→ Assignment 1
Answer these from the update on prescribing rules, one line each:
(a) What is the longest supply a physician may give a minor for an initial opioid prescription?
(b) From what date must the first four digits of ICD-10 codes appear on prescriptions for any controlled substance?
(c) Which bill has drawn the most attention from OGS?
→ Assignment 2
Duplicate the part of the update on prescribing rules starting with "Meanwhile, a lawsuit" and going on through "injunction against law.".
→ Assignment 3
Carry the update on prescribing rules forward from the point where it stops.

→ Document extract
▽

While House Bill 273, the maintenance of certification (MOC) measure, has drawn the most attention from OGS, there are a number of other pending bills, rules and laws of interest for gastroenterologists.


Those who prescribe opioids to patients as part of a pain management plan should be aware that the state medical board has imposed new rules for treating acute pain conditions. As of Aug. 31:


  • Physicians cannot prescribe more than a 7-day supply to adults for an initial opioid prescription

  • Physicians cannot prescribe more than a 5-day supply to minors for an initial opioid prescription

  • The drugs cannot exceed a 30-MED daily average and must be short-acting opioids

  • Physicians do have the discretion to exceed these limits but must provide a documented reason in the patient’s medical records


The state pharmacy board also has new rules related to prescribing opioids. The pharmacy board, to better track which doctors are prescribing opioids and for what reason they are prescribing the painkillers, will soon require ICD-10 codes to be included on the actual prescription that patients take to a pharmacy to be filled:


  • On Dec. 29, 2017, the first four-digits of ICD-10 codes must be included on opioid prescriptions

  • On June 30, 2018, the first four-digits of ICD-10 codes must be included on prescriptions for any controlled substance

  • Physicians and individual practices should be preparing now to assure they can comply with these news rules


Meanwhile, a lawsuit blocking the implementation of a health care price transparency law that was supposed to have been started on Jan. 1 of this year is still pending. In late 2016, the Ohio State Medical Association (OSMA), Ohio Hospitals Association (OHA), OGS and other provider organizations filed a lawsuit against the State of Ohio seeking an injunction against law.

△

→ Source data

▽

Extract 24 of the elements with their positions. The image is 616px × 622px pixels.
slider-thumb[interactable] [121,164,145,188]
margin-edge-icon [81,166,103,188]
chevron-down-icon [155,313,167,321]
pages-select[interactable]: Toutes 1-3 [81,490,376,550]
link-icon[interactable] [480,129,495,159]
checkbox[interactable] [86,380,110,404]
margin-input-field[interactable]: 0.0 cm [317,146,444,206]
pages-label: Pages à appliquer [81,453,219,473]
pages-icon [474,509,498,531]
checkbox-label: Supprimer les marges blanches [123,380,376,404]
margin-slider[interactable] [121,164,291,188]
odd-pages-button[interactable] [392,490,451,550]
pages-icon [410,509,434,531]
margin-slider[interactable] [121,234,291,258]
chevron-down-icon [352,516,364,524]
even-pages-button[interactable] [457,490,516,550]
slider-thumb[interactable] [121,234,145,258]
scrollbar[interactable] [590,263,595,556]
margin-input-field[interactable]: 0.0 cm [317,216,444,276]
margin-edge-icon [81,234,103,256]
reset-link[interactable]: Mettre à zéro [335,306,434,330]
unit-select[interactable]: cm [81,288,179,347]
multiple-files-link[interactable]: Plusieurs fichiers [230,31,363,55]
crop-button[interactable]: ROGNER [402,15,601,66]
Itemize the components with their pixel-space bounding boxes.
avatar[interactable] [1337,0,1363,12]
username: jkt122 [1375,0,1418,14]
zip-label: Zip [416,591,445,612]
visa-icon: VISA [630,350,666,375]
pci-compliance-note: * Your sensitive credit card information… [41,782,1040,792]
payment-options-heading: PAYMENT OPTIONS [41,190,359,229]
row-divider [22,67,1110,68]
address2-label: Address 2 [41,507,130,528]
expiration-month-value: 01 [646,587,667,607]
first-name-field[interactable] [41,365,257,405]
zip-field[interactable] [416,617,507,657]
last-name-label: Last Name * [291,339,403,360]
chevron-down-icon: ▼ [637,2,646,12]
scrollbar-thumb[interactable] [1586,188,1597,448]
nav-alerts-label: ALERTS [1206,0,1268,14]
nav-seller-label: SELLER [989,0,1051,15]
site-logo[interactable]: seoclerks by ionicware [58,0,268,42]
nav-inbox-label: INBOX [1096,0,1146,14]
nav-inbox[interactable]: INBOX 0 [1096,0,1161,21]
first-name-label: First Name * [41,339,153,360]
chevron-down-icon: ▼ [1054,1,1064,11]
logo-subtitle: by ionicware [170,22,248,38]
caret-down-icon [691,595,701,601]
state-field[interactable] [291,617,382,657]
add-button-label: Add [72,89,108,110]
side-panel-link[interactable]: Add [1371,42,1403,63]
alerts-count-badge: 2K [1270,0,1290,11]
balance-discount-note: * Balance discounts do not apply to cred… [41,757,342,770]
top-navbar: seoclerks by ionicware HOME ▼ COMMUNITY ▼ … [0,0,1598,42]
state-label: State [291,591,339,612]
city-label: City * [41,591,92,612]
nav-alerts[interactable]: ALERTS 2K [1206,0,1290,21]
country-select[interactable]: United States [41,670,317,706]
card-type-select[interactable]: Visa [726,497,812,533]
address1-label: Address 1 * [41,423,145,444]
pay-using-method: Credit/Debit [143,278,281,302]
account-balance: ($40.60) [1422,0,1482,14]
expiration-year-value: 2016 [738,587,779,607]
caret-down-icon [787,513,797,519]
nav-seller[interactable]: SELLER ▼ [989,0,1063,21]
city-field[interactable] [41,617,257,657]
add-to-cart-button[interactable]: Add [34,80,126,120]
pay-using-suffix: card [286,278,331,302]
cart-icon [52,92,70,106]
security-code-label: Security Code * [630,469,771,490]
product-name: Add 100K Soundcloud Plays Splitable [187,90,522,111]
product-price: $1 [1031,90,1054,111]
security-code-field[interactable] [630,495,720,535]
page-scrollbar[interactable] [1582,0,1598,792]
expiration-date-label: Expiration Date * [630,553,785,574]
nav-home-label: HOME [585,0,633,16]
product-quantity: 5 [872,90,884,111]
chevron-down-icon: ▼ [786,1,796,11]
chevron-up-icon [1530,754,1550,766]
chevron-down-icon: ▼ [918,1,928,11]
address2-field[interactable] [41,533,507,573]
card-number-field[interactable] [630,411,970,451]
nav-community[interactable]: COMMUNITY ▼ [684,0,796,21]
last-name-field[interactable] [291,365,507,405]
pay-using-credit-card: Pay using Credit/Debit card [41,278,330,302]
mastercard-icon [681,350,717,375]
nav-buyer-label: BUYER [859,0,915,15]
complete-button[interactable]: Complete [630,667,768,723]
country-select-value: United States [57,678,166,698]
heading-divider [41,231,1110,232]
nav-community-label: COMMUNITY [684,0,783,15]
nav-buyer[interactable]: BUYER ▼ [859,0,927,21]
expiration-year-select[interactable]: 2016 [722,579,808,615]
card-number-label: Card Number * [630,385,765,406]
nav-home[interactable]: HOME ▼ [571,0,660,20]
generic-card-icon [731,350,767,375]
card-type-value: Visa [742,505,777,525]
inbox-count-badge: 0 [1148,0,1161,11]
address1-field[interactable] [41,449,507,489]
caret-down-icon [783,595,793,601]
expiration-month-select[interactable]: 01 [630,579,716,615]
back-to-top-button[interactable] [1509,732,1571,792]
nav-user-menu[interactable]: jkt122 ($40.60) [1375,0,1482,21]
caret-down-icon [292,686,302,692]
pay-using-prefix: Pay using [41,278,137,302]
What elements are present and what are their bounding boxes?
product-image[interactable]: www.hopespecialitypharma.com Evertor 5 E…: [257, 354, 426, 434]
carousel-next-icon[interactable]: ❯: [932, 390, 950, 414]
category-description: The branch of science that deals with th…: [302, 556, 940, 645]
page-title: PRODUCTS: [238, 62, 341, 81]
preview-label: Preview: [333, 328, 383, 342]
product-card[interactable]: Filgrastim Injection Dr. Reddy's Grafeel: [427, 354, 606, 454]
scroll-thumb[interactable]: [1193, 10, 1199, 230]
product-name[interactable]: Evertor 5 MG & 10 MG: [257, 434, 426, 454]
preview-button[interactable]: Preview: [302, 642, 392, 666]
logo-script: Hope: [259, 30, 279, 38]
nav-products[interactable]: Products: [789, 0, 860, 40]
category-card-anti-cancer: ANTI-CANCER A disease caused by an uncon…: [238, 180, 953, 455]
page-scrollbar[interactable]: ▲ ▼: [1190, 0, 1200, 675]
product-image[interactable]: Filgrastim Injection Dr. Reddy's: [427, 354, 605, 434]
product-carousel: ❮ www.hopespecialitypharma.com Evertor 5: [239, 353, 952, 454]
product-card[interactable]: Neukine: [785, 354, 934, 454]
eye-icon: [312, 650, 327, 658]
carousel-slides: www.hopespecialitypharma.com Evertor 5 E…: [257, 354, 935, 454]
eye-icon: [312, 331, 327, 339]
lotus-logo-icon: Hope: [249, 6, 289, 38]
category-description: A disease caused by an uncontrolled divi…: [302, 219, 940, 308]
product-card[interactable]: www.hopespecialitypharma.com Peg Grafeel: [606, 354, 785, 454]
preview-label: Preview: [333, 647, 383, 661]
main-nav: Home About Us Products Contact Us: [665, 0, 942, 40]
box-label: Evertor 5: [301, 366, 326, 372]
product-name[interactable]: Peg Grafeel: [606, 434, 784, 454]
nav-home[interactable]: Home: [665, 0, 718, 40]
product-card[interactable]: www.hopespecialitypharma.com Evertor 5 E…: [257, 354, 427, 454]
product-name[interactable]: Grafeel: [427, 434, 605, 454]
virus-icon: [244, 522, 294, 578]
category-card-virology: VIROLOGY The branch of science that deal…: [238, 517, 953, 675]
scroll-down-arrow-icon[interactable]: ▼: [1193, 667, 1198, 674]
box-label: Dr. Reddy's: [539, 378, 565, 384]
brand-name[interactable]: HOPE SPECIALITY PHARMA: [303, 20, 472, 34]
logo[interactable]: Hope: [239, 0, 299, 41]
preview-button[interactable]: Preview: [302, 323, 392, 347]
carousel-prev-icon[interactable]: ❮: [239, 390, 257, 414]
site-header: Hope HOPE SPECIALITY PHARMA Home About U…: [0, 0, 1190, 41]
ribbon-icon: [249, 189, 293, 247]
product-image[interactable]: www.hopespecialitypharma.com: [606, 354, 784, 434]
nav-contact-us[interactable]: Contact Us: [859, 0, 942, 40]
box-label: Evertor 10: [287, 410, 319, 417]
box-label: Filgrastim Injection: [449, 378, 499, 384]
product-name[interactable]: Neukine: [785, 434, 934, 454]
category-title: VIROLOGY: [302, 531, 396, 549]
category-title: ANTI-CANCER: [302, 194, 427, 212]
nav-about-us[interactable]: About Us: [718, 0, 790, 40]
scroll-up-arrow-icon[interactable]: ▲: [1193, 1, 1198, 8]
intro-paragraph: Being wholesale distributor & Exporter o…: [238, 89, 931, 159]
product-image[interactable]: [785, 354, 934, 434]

△

→ Exercise output 1
(a) A 5-day supply.
(b) June 30, 2018.
(c) House Bill 273, the maintenance of certification (MOC) measure.

→ Exercise output 2
Meanwhile, a lawsuit blocking the implementation of a health care price transparency law that was supposed to have been started on Jan. 1 of this year is still pending. In late 2016, the Ohio State Medical Association (OSMA), Ohio Hospitals Association (OHA), OGS and other provider organizations filed a lawsuit against the State of Ohio seeking an injunction against law.

→ Exercise output 3
The primary concern driving this action was that it is impossible for many health care providers to realistically comply with this law as written. Since before the lawsuit, we have been working with interested policymakers to craft an alternative transparency proposal that is reasonable, functional, and meaningful.


The alternative proposed by the OSMA and OHA would place Ohio among the national leaders in government-mandated consumer price transparency and is comprised of statutory requirements with which physicians and hospitals can feasibly comply.


Depositions have been taken, the lawsuit is still pending and the law has not taken effect. Meanwhile, medical associations have continued to seek to work with state lawmakers to find a solution to this stalemate. To be clear, Ohio physicians are unequivocally in favor of the idea of providing clear, good faith cost estimates for necessary medical services to patients.


Lastly, lawmakers are again poised to address HB 191, a scope of practice measure that would give CRNA’s independent practice, prescriptive authority, and open the door to potentially contradictory orders from what a physician has ordered or determined.


We have significant concerns with that proposal. We value the contributions of CRNAs within the care team model but this bill goes too far. The CRNAs have not identified any problems with the current safe and effective delivery of anesthesia care and, most importantly, have not provided facts or data on how this bill will improve patient care.